Find every line in the records below that holds the word "Information" and copy it.

## begin

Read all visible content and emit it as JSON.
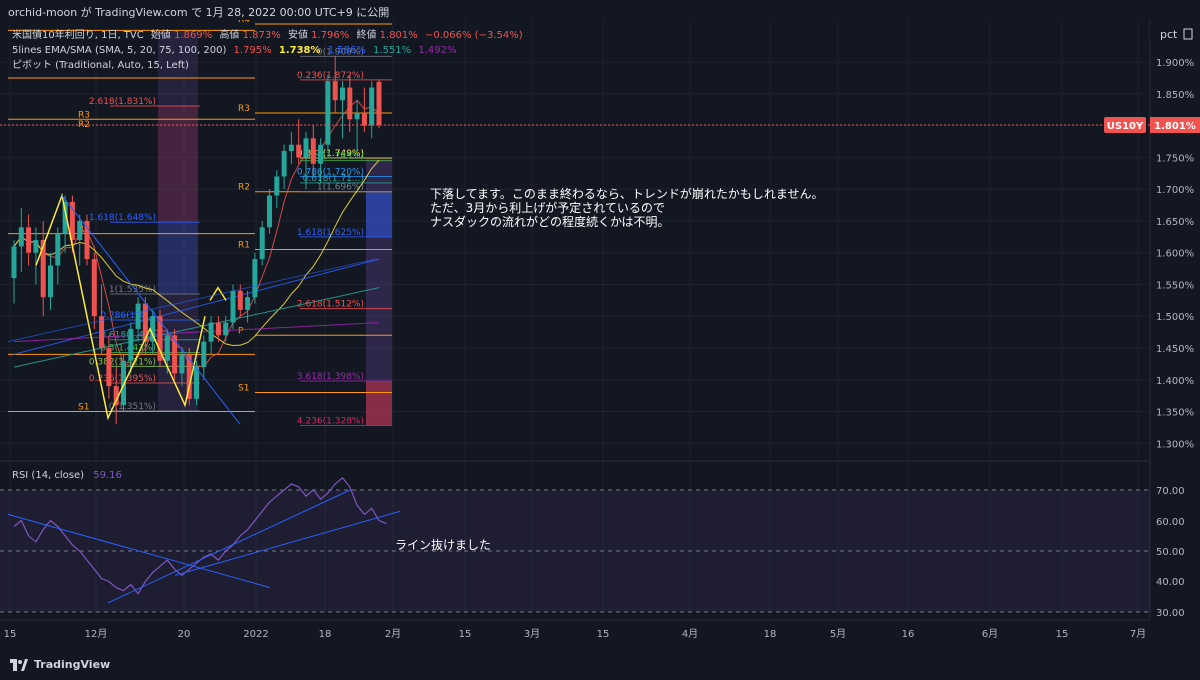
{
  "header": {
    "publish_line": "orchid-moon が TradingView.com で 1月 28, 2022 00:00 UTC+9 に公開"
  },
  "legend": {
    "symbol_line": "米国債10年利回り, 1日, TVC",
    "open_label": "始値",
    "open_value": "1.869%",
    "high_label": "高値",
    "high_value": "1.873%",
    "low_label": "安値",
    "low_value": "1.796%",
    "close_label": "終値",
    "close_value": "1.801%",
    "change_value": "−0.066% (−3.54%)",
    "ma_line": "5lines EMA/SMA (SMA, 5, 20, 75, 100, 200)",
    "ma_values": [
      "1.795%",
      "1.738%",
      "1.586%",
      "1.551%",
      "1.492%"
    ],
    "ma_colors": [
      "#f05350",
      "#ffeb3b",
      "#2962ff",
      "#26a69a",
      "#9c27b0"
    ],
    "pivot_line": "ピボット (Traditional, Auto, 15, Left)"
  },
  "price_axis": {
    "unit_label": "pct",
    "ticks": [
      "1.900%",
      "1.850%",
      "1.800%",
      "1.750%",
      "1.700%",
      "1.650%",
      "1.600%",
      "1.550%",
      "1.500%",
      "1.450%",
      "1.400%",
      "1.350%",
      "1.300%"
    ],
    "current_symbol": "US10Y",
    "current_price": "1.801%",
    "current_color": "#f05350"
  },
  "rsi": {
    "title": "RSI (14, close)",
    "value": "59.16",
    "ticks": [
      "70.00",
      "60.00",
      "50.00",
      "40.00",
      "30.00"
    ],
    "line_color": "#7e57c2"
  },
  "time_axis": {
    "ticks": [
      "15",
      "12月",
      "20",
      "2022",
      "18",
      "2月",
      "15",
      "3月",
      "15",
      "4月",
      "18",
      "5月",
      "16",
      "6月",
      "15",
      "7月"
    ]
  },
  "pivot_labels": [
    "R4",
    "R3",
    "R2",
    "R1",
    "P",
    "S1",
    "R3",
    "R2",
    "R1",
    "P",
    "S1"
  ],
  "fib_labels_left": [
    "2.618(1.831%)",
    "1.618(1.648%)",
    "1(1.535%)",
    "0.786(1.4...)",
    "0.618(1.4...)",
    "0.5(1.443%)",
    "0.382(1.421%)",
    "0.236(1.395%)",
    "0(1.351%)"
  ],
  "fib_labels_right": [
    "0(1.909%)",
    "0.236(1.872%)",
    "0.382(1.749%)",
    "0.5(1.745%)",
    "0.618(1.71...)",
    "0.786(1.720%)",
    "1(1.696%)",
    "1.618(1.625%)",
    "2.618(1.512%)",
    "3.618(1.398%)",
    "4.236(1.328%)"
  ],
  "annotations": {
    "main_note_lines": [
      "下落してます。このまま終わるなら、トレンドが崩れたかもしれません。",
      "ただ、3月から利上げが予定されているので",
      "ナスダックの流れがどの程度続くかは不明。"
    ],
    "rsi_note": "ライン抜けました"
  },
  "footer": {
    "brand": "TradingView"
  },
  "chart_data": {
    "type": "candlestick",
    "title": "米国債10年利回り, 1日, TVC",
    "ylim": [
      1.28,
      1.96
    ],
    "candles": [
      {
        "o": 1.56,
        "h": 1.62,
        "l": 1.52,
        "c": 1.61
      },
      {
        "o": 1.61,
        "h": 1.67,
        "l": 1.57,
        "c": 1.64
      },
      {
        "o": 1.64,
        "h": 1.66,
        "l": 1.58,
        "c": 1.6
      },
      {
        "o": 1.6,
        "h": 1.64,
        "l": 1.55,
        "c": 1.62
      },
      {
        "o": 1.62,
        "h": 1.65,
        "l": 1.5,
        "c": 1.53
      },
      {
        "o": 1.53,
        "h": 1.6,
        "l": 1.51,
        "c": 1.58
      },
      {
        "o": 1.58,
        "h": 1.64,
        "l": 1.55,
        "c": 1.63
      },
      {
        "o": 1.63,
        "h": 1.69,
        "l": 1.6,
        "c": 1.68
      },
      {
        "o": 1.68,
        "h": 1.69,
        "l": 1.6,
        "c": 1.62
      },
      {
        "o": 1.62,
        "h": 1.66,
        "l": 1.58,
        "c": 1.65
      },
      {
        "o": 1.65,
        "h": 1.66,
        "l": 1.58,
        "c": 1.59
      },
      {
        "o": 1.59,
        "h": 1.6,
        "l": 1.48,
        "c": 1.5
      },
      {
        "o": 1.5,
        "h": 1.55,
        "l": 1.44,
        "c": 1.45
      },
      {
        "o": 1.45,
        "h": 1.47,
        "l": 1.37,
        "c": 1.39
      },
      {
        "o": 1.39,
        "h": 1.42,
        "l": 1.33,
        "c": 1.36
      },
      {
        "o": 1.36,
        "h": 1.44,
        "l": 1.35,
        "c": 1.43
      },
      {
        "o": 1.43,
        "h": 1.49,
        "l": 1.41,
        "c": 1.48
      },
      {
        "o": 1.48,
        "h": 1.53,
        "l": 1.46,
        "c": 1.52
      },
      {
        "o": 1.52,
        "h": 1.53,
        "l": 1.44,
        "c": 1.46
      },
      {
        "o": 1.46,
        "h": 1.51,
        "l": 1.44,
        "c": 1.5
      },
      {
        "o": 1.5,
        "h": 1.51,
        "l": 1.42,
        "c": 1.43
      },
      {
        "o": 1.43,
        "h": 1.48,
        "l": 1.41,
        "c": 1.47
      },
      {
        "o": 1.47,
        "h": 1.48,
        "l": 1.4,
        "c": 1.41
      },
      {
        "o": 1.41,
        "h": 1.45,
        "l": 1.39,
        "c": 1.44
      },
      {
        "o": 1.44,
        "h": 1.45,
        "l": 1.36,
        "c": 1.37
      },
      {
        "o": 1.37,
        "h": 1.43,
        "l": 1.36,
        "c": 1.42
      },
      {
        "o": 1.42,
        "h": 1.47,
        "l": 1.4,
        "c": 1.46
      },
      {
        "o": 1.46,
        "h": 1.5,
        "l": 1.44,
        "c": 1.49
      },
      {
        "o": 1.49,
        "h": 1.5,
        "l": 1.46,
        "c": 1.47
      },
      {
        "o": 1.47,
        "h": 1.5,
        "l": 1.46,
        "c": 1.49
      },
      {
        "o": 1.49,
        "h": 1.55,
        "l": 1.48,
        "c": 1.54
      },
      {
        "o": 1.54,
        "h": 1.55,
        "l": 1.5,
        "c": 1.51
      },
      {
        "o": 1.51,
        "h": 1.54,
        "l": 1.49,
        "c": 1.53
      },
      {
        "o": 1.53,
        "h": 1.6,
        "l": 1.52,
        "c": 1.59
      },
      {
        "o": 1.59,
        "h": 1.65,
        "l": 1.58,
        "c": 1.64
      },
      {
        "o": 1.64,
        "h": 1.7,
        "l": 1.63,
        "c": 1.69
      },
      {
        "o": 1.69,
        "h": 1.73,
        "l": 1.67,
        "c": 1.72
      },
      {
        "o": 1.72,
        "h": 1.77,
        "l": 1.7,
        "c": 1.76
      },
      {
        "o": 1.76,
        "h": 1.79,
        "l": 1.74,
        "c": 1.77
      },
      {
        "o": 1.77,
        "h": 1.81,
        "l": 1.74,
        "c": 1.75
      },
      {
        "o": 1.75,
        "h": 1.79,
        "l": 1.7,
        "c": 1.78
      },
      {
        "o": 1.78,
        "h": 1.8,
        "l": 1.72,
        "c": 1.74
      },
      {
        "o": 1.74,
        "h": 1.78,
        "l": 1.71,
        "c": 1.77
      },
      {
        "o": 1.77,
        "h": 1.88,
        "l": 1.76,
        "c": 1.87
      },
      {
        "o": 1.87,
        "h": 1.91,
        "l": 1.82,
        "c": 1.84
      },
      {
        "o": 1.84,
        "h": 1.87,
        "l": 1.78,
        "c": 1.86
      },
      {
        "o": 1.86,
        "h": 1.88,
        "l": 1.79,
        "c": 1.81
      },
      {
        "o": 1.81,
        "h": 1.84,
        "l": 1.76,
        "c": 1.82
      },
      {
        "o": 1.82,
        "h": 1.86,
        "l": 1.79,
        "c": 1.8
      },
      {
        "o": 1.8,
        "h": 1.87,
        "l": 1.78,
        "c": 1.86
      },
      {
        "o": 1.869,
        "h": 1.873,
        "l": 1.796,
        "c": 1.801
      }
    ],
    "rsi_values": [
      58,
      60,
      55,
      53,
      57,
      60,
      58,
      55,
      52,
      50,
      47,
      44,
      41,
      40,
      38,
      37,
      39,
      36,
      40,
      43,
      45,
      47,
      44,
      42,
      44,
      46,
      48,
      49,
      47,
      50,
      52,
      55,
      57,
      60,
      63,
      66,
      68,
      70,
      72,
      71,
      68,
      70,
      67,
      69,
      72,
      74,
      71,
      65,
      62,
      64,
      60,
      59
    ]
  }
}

## end
## begin

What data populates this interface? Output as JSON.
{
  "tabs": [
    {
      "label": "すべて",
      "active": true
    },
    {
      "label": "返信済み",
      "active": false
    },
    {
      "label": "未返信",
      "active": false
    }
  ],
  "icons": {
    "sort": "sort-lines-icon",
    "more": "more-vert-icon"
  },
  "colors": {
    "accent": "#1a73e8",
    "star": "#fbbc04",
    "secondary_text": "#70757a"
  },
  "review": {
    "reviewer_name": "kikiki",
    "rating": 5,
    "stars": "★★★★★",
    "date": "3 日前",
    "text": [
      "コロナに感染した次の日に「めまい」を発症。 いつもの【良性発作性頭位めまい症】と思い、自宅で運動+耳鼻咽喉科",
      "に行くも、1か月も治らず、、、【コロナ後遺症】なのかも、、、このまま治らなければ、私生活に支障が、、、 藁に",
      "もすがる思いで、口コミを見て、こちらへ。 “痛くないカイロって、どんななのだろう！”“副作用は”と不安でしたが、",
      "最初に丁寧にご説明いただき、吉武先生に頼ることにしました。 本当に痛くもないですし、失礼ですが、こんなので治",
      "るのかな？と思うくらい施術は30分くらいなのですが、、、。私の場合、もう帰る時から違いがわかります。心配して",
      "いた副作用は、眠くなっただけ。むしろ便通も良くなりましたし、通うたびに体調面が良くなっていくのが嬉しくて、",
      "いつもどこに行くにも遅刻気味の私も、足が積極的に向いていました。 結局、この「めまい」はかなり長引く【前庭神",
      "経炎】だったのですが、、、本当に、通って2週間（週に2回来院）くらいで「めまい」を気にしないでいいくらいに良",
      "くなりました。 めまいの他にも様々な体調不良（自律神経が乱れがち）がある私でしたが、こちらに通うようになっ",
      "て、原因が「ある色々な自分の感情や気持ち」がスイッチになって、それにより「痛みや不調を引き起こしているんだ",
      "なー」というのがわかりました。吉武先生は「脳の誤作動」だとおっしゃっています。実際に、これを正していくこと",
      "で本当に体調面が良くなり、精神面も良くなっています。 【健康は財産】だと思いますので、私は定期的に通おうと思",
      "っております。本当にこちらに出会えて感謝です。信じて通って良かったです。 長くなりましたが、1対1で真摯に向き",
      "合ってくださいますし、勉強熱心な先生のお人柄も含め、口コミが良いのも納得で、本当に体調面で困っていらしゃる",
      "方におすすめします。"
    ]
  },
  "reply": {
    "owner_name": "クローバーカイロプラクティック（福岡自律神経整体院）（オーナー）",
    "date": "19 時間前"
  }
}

## end
## begin

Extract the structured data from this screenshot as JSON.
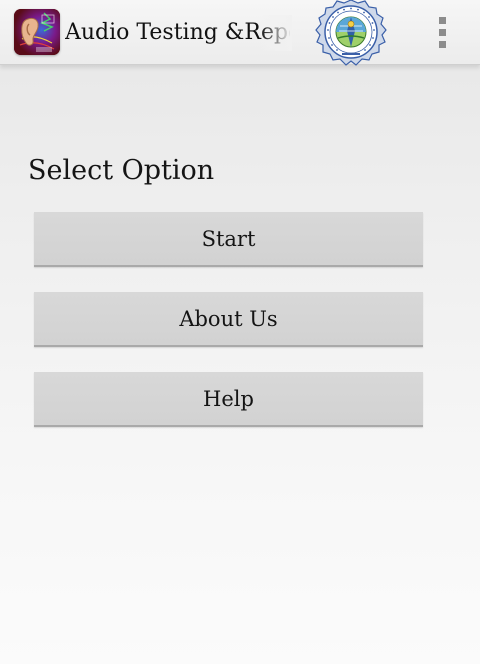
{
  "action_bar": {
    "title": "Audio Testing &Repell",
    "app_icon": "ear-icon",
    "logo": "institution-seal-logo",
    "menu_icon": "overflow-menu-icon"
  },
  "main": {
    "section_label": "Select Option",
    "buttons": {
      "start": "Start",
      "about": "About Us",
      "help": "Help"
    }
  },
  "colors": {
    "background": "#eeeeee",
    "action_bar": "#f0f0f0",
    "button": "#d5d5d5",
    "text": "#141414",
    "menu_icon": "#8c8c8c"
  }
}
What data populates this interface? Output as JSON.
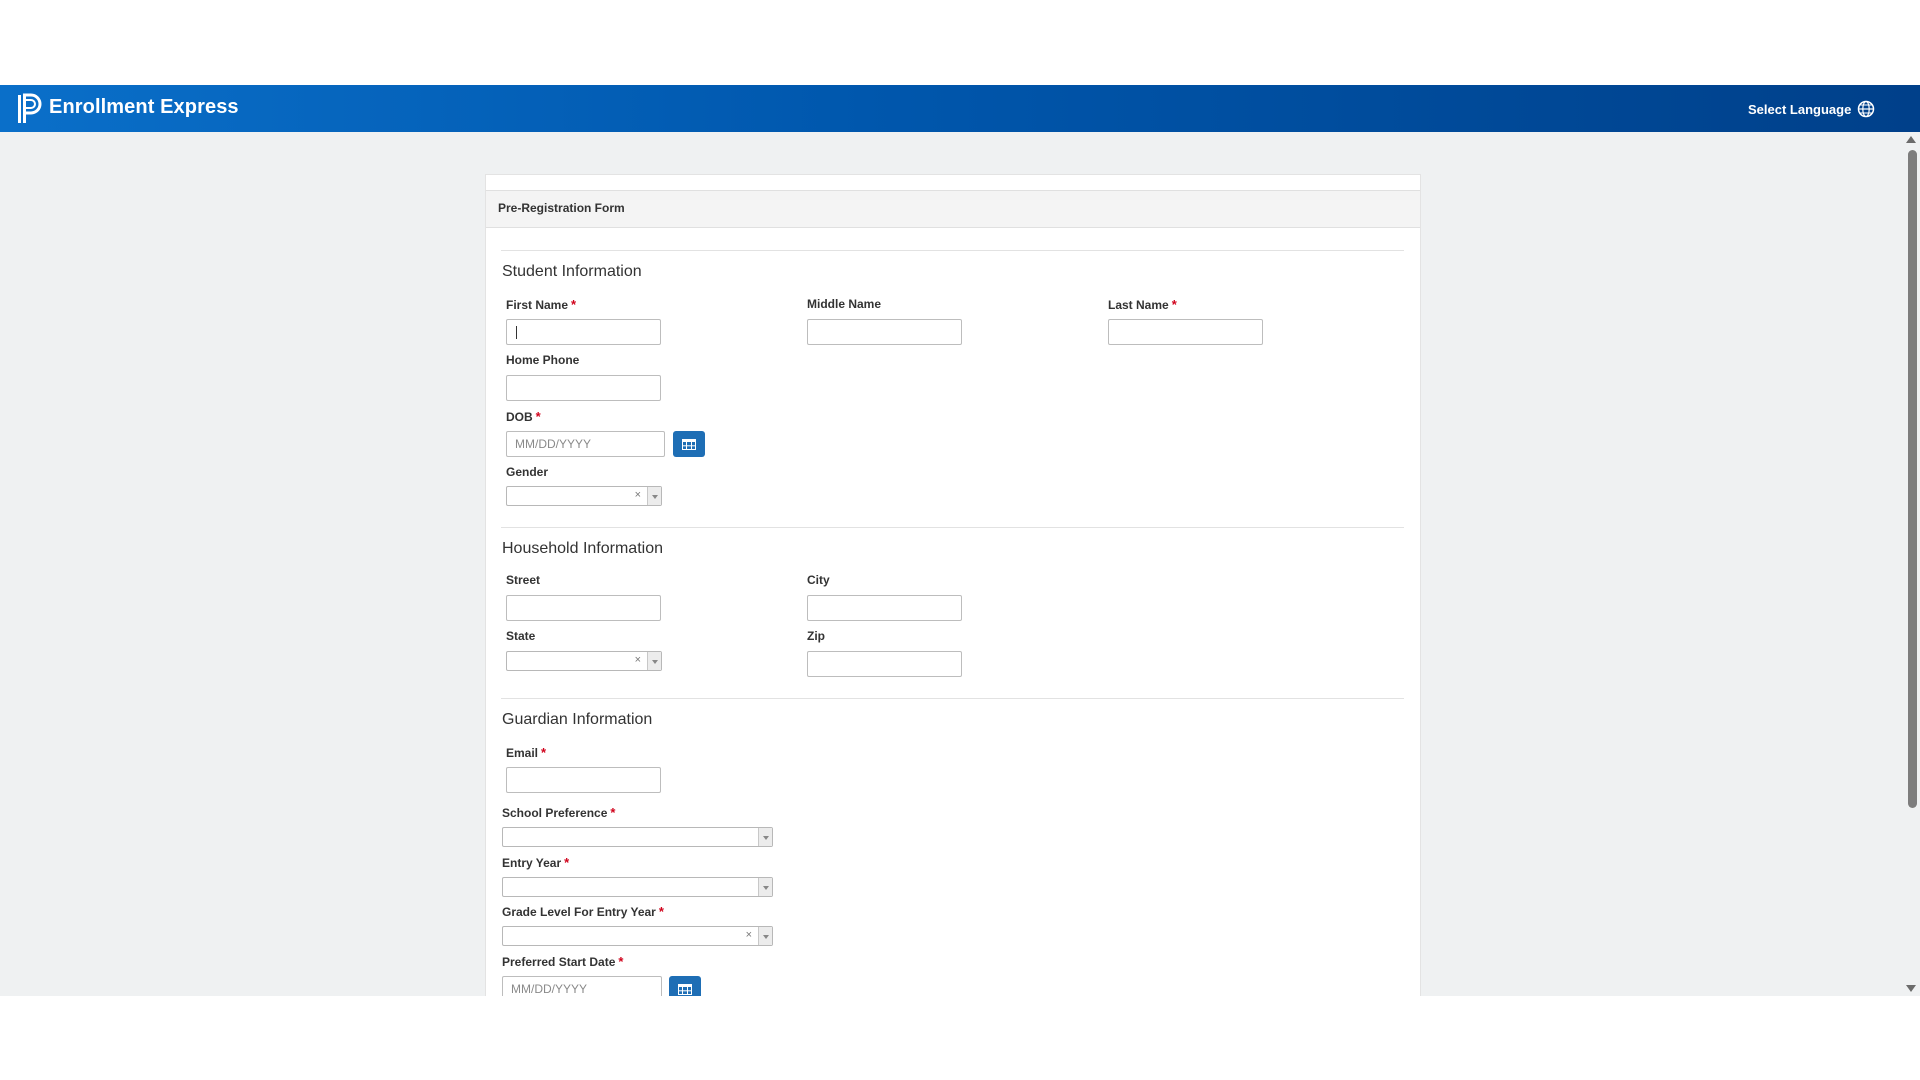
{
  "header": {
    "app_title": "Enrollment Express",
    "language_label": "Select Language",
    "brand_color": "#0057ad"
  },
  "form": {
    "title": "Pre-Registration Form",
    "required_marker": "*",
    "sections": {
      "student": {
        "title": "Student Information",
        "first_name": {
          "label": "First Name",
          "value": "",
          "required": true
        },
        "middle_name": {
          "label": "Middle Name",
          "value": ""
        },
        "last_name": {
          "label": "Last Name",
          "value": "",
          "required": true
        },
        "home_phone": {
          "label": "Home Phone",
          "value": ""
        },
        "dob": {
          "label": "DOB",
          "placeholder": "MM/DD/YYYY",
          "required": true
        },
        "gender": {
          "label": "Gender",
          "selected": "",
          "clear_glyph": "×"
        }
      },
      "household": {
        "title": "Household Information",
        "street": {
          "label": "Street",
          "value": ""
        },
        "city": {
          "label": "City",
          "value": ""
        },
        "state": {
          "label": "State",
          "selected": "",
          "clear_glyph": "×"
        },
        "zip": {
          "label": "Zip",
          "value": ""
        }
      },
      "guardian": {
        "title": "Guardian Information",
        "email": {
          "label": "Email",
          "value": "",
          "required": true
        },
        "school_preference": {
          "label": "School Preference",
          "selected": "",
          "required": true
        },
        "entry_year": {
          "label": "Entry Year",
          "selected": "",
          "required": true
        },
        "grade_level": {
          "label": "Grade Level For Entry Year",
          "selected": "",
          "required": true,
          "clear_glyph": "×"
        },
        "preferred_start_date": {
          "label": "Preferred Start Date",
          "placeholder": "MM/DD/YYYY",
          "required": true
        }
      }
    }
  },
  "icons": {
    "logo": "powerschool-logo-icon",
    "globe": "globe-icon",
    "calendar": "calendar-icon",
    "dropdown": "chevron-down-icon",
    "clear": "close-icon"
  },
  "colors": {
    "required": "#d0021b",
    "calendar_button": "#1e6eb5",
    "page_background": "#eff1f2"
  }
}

## end

**RESULT FOR THIS TASK:**
        "title": "Student Information",
        "title": "Household Information",
        "title": "Guardian Information",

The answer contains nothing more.